§ Extrait fourni

━━━━━━━━━━

L’équipage a aussi profité de ce moment remarquable pour les mangaréviens pour faire des rencontres délicieuses. Il a passé de très bons moments avec :

  • Mata, mama de 60 ans, chef de sa tribu et grande coquine ici-bas. Elle raconte ses fenêtres qui ont tremblées lors de la dernière explosion de Mururoa, ses recettes de cuisine pour le ma’ha tahiti – four tahitien - qu’elle fait tous les week end pour sa famille, le pe’ï, pas de danse unique et spécifique aux Gambier, épuisant pour les danseurs qui tapent des pieds, en cadence, pendant de longues séquences au pa’u –tambour- et moulinent des bras non-stop, chante le papa’u’été – chant qui doit faire rire, et dont les paroles, improvisées, reprennent les évènements caricaturés de la journée… L’une des meilleures tresseuses de l’ile, si ce n’est la meilleure, elle a la charge de créer le nouveau couvre-chef du capitaine !

━━━━━━━━━━

(Relevés des zones de mise en page)
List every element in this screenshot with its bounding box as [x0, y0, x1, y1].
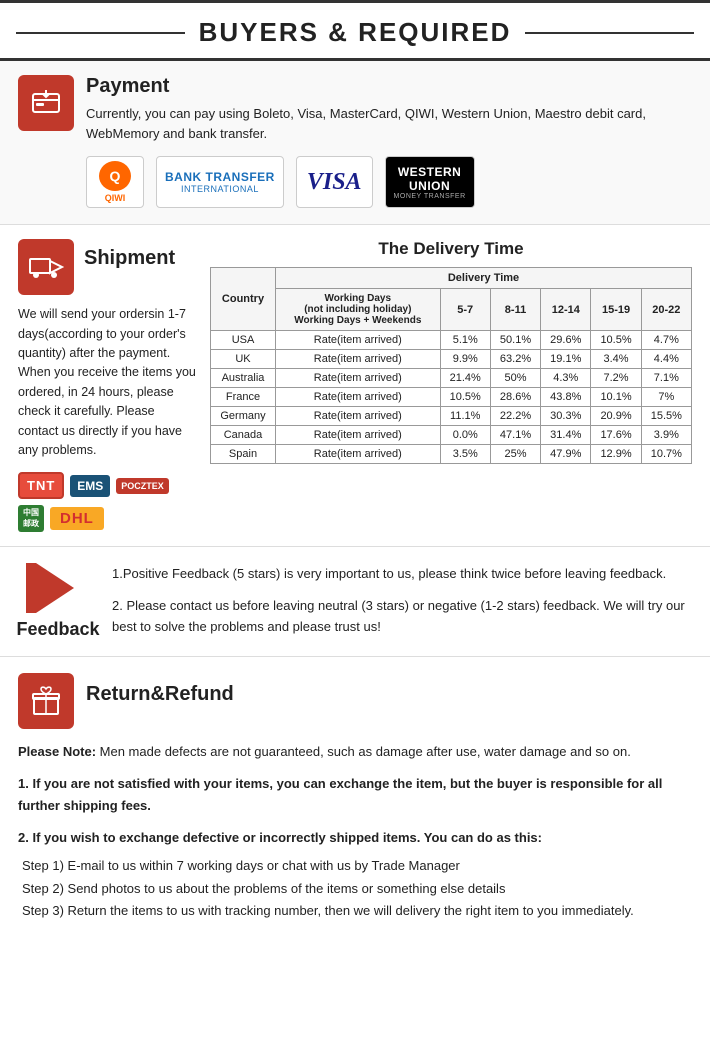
col-sub-5-7: 5-7: [440, 289, 490, 331]
delivery-row: CanadaRate(item arrived)0.0%47.1%31.4%17…: [211, 426, 692, 445]
payment-title: Payment: [86, 75, 692, 98]
return-step3: Step 3) Return the items to us with trac…: [22, 900, 692, 922]
header-line-left: [16, 32, 185, 34]
delivery-row: AustraliaRate(item arrived)21.4%50%4.3%7…: [211, 369, 692, 388]
feedback-text: 1.Positive Feedback (5 stars) is very im…: [112, 563, 692, 637]
feedback-title: Feedback: [16, 619, 99, 640]
return-icon: [18, 673, 74, 729]
payment-section: Payment Currently, you can pay using Bol…: [0, 61, 710, 225]
qiwi-logo: Q QIWI: [86, 156, 144, 208]
return-section: Return&Refund Please Note: Men made defe…: [0, 657, 710, 938]
col-sub-15-19: 15-19: [591, 289, 641, 331]
col-sub-12-14: 12-14: [541, 289, 591, 331]
delivery-title: The Delivery Time: [210, 239, 692, 259]
feedback-section: Feedback 1.Positive Feedback (5 stars) i…: [0, 547, 710, 657]
payment-description: Currently, you can pay using Boleto, Vis…: [86, 104, 692, 144]
shipment-section: Shipment We will send your ordersin 1-7 …: [0, 225, 710, 547]
shipment-logos: TNT EMS POCZTEX: [18, 472, 198, 499]
delivery-row: GermanyRate(item arrived)11.1%22.2%30.3%…: [211, 407, 692, 426]
china-post-logo: 中国邮政: [18, 505, 44, 532]
col-header-country: Country: [211, 268, 276, 331]
col-sub-8-11: 8-11: [490, 289, 540, 331]
bank-transfer-logo: BANK TRANSFER INTERNATIONAL: [156, 156, 284, 208]
return-step2: Step 2) Send photos to us about the prob…: [22, 878, 692, 900]
shipment-icon: [18, 239, 74, 295]
delivery-row: SpainRate(item arrived)3.5%25%47.9%12.9%…: [211, 445, 692, 464]
dhl-logo: DHL: [50, 507, 104, 530]
tnt-logo: TNT: [18, 472, 64, 499]
pocztex-logo: POCZTEX: [116, 478, 169, 494]
return-note-label: Please Note:: [18, 744, 96, 759]
return-point1: 1. If you are not satisfied with your it…: [18, 773, 692, 817]
col-header-delivery: Delivery Time: [276, 268, 692, 289]
page-header: BUYERS & REQUIRED: [0, 0, 710, 61]
feedback-text2: 2. Please contact us before leaving neut…: [112, 595, 692, 638]
payment-icon: [18, 75, 74, 131]
visa-logo: VISA: [296, 156, 373, 208]
delivery-row: UKRate(item arrived)9.9%63.2%19.1%3.4%4.…: [211, 350, 692, 369]
feedback-text1: 1.Positive Feedback (5 stars) is very im…: [112, 563, 692, 584]
return-note: Please Note: Men made defects are not gu…: [18, 741, 692, 763]
feedback-icon-area: Feedback: [18, 563, 98, 640]
return-step1: Step 1) E-mail to us within 7 working da…: [22, 855, 692, 877]
ems-logo: EMS: [70, 475, 110, 497]
return-title: Return&Refund: [86, 683, 234, 706]
shipment-body-text: We will send your ordersin 1-7 days(acco…: [18, 305, 198, 460]
header-line-right: [525, 32, 694, 34]
delivery-row: USARate(item arrived)5.1%50.1%29.6%10.5%…: [211, 331, 692, 350]
col-sub-days: Working Days(not including holiday)Worki…: [276, 289, 441, 331]
western-union-logo: WESTERN UNION MONEY TRANSFER: [385, 156, 475, 208]
shipment-title: Shipment: [84, 247, 175, 270]
return-note-text: Men made defects are not guaranteed, suc…: [96, 744, 631, 759]
page-title: BUYERS & REQUIRED: [199, 17, 512, 48]
return-body: Please Note: Men made defects are not gu…: [18, 741, 692, 922]
delivery-table: Country Delivery Time Working Days(not i…: [210, 267, 692, 464]
col-sub-20-22: 20-22: [641, 289, 691, 331]
payment-logos: Q QIWI BANK TRANSFER INTERNATIONAL VISA …: [86, 156, 692, 208]
shipment-logos-2: 中国邮政 DHL: [18, 505, 198, 532]
delivery-row: FranceRate(item arrived)10.5%28.6%43.8%1…: [211, 388, 692, 407]
return-point2: 2. If you wish to exchange defective or …: [18, 827, 692, 849]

━━━━━━━━━━

§ Consignes
A - Pour chaque affirmation, indiquez si elle concorde avec le passage sur Mata (oui ou non) et citez les mots du passage qui le prouvent : (i) Mata a 60 ans ; (ii) le pe’ï est une danse que l’on retrouve dans toute la Polynésie ; (iii) Mata prépare le ma’ha tahiti chaque week-end pour sa famille.
B - Relevez tous les mots de la langue locale dont le passage sur Mata donne le sens en français, chacun avec son explication.
C - Donnez la suite du passage sur Mata, à partir de sa dernière phrase.
Les items constituent un ensemble à part, distinct du passage sur Mata.

§ Réponses par consigne
A -
(i) Oui : « Mata, mama de 60 ans ».
(ii) Non : « pas de danse unique et spécifique aux Gambier ».
(iii) Oui : « qu’elle fait tous les week end pour sa famille ».

B -
- ma’ha tahiti : four tahitien
- pe’ï : pas de danse unique et spécifique aux Gambier
- pa’u : tambour
- papa’u’été : chant qui doit faire rire, aux paroles improvisées

C -
  • Patrice, responsable du comité des fêtes, rencontré alors que l’équipage cherchait des informations sur l’histoire de Mangareva. On avait questionné le chef de chantier de l’internat, qui nous avait envoyé vers François, le professeur de maths, qui nous avait envoyé vers Danny, le secrétaire-chef de choral-chorégraphe-réré… Patrice a stoppé la course de l’équipage et a commencé à raconter …
  • Teri le créateur des pa’u –tambours mangaréviens faits à l’origine pour appeler au combat d’ile en ile – . Il surveille sa fille- danseuse- comme le lait sur le feu : tous ses mouvements doivent être parfaits, elle doit sourire et chanter, tout le temps – ce qu’elle fait fort bien d’ailleurs – ; c’est la seule à réaliser le tamouré accroupie ! Dur boulot que celui de papa!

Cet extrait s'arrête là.